• Stated goal A:
According to the blog posts, who taught the writer high school Math and Chemistry?

• Page text:
Thursday, July 7, 2011

Jim Jeffries - I Swear to God

Jim Jeffries, born and raised in Sydney, Australia, is one of my favorite vulgarly hilarious comedians. Here is his bit on religion from the "I Swear to God" CD; it is guaranteed to offend many, which obviously means that it's quality material.
"There's a panda. Go fuck the panda!"

Thursday, June 30, 2011

Pig Racing

Aaaand the piggies are off! Snout in the air and smile on his face, little Football confindently takes the lead, while Kosher and Porkchop fight over second place... I was recently told that I use the word "cute" too often, but how can one not use it when something like this surfaces on the interwebs?! CUTE. Whose sick idea was it to make pigs so cute, yet bacon so mouthwatering? Some contemptible prick, obviously.

Wednesday, June 29, 2011

Taylor Mali - What Teachers Make

It's next to impossible to find someone who doesn't recall at least few memorable teachers from their elementary and high school days. For me, it was Mrs. Magon, my high school Math and Chemistry teacher. I remember her teaching methods were always geared towards the provincial exams, her approachability lead entire classes to talk about anything, from the possibility of ghosts to birth control, and her merry mannerisms, articulated by her characteristic lisp, always left me at least somewhat elated as I trudged to my next class. Most of all, however, I remember that her passion for being the best teacher she could possibly be inspired me to see the opportunities education presented me. Bottom line is: teachers make a difference. Here is Taylor Mali, a slam poet and K-12 teacher who lectures all over the world, performing What Teachers Make, the poem that first sparked my interest in the idea of being a teacher.
"I make parents see their children for who they are and who they can be.
You wanna know what I make?

• Stated goal B:
Reproduce the lines of the records word for word, starting at the first line and ending at the line containing "The touching object 350 is at (368, 73).", with both of those lines included.

Lines of data

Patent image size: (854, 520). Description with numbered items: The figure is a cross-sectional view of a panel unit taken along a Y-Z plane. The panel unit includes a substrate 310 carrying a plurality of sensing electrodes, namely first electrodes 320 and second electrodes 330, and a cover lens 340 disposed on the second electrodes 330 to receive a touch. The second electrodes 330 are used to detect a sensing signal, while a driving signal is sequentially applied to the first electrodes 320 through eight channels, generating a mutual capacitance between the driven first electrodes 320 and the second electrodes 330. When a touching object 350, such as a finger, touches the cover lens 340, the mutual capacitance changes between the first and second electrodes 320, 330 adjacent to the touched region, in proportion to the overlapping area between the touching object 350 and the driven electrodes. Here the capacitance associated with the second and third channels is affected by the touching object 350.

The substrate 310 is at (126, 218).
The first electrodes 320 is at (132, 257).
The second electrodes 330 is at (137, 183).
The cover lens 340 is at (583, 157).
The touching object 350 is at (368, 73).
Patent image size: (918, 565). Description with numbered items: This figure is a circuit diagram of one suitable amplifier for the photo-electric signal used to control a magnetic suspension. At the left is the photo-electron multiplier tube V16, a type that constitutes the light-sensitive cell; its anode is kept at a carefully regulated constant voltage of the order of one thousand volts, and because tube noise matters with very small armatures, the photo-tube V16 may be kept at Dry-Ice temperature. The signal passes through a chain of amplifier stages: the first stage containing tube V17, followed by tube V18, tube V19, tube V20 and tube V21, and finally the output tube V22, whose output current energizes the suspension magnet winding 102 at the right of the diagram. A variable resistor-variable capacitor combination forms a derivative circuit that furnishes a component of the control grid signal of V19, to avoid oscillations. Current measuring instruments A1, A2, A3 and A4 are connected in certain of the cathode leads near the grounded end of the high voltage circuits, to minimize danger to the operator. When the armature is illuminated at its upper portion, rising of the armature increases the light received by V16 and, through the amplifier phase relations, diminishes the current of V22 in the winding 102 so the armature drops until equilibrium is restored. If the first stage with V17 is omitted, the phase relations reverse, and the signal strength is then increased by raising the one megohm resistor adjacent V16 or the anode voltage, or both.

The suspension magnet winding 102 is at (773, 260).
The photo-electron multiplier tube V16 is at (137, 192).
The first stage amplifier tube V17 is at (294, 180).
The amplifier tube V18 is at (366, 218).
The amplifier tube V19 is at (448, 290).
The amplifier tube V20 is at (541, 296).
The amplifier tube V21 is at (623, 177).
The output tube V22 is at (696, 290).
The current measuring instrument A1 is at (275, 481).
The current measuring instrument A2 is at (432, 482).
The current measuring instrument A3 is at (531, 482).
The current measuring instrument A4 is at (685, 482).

• Exercise result A:
Mrs. Magon

• Exercise result B:
Patent image size: (854, 520). Description with numbered items: The figure is a cross-sectional view of a panel unit taken along a Y-Z plane. The panel unit includes a substrate 310 carrying a plurality of sensing electrodes, namely first electrodes 320 and second electrodes 330, and a cover lens 340 disposed on the second electrodes 330 to receive a touch. The second electrodes 330 are used to detect a sensing signal, while a driving signal is sequentially applied to the first electrodes 320 through eight channels, generating a mutual capacitance between the driven first electrodes 320 and the second electrodes 330. When a touching object 350, such as a finger, touches the cover lens 340, the mutual capacitance changes between the first and second electrodes 320, 330 adjacent to the touched region, in proportion to the overlapping area between the touching object 350 and the driven electrodes. Here the capacitance associated with the second and third channels is affected by the touching object 350.

The substrate 310 is at (126, 218).
The first electrodes 320 is at (132, 257).
The second electrodes 330 is at (137, 183).
The cover lens 340 is at (583, 157).
The touching object 350 is at (368, 73).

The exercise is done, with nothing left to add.